Do Correio do Brasil
O Supremo Tribunal Federal (STF), ao retomar nesta quarta-feira o
processo de cálculo de penas dos 25 réus condenados por envolvimento no
mensalão, interrompido no dia 25 de outubro, em meio a novo impasse
entre ministros sobre o método de cálculo das punições, está diante de
uma nova realidade quanto ao réu Marcos Valério. Valério foi
condenado a mais de 40 anos de prisão, mas a pena poderá ser revista,
como sinalizaram alguns ministros, caso ele resolva delatar mais
detalhes sobre o escândalo apelidado de ‘mensalão’.
As sessões previstas para semana passada foram suspensas devido a
viagem para tratamento de saúde do relator da ação penal, ministro
Joaquim Barbosa, que tem um problema crônico no quadril. Os ministros
deverão finalizar a definição da pena de Ramon Hollerbach, ex-sócio do
publicitário Marcos Valério, apontado como principal operador do esquema
de compra de apoio parlamentar ao primeiro mandato do ex-presidente
Luiz Inácio Lula da Silva. Depois, deverão analisar as condenações aos
demais integrantes do chamado núcleo publicitário.
A Corte retoma a análise do caso com dúvidas sobre a participação do
presidente do Supremo, Carlos Ayres Britto, até o fim do processo, já
que ele se aposentará compulsoriamente ao completar 70 anos, em 18 de
novembro. Há ainda um pedido de cautelar da Procuradoria-Geral da
República, a ser analisado pelo STF, que propõe a entrega voluntária dos
passaportes dos 25 réus condenados.
“Mensalão tucano”

------------------------------------------------------------------------

### TAREFAS PROPOSTAS:
A. Na notícia sobre o mensalão, com que idade Carlos Ayres Britto se aposentará compulsoriamente?
B. Edite a notícia sobre o mensalão reproduzindo o trecho desde "Do Correio do" até "apelidado de ‘mensalão’.", inclusive, com "quarta-feira" substituído por "quinta-feira".
C. Liste todas as pessoas mencionadas pelo nome na notícia sobre o mensalão.
Os registros não têm nenhum papel nesta parte.

------------------------------------------------------------------------

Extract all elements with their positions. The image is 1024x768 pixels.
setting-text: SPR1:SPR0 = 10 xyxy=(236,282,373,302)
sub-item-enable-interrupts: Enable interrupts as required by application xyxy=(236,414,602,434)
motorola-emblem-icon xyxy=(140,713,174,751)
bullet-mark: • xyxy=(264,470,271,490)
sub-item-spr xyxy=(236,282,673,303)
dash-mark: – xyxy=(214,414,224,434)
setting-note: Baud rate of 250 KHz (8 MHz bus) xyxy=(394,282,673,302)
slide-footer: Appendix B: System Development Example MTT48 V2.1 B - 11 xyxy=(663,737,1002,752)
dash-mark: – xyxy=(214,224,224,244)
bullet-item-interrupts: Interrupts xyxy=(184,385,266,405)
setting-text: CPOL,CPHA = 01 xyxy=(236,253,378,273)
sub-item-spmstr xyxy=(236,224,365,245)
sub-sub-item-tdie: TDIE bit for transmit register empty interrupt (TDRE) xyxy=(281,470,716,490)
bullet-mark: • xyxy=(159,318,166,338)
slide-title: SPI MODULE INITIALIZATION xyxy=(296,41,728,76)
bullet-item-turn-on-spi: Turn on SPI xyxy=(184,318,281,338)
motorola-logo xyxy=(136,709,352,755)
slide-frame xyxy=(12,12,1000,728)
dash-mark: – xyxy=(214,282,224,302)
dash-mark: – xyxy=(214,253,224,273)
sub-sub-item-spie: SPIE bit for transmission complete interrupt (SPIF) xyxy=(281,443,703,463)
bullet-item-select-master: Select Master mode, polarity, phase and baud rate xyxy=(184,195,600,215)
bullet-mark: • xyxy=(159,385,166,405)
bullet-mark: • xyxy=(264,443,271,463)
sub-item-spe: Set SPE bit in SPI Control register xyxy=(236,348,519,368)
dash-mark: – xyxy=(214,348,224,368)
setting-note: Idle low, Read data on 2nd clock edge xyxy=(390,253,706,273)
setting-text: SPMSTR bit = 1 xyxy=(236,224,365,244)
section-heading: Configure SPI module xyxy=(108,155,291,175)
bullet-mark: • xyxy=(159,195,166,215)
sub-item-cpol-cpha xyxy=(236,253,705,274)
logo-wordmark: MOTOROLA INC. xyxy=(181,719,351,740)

------------------------------------------------------------------------

### RESULTADOS ESPERADOS:
A. Aos 70 anos, em 18 de novembro.

B.
Do Correio do Brasil
O Supremo Tribunal Federal (STF), ao retomar nesta quinta-feira o
processo de cálculo de penas dos 25 réus condenados por envolvimento no
mensalão, interrompido no dia 25 de outubro, em meio a novo impasse
entre ministros sobre o método de cálculo das punições, está diante de
uma nova realidade quanto ao réu Marcos Valério. Valério foi
condenado a mais de 40 anos de prisão, mas a pena poderá ser revista,
como sinalizaram alguns ministros, caso ele resolva delatar mais
detalhes sobre o escândalo apelidado de ‘mensalão’.

C. Marcos Valério, Joaquim Barbosa, Ramon Hollerbach, Luiz Inácio Lula da Silva, Carlos Ayres Britto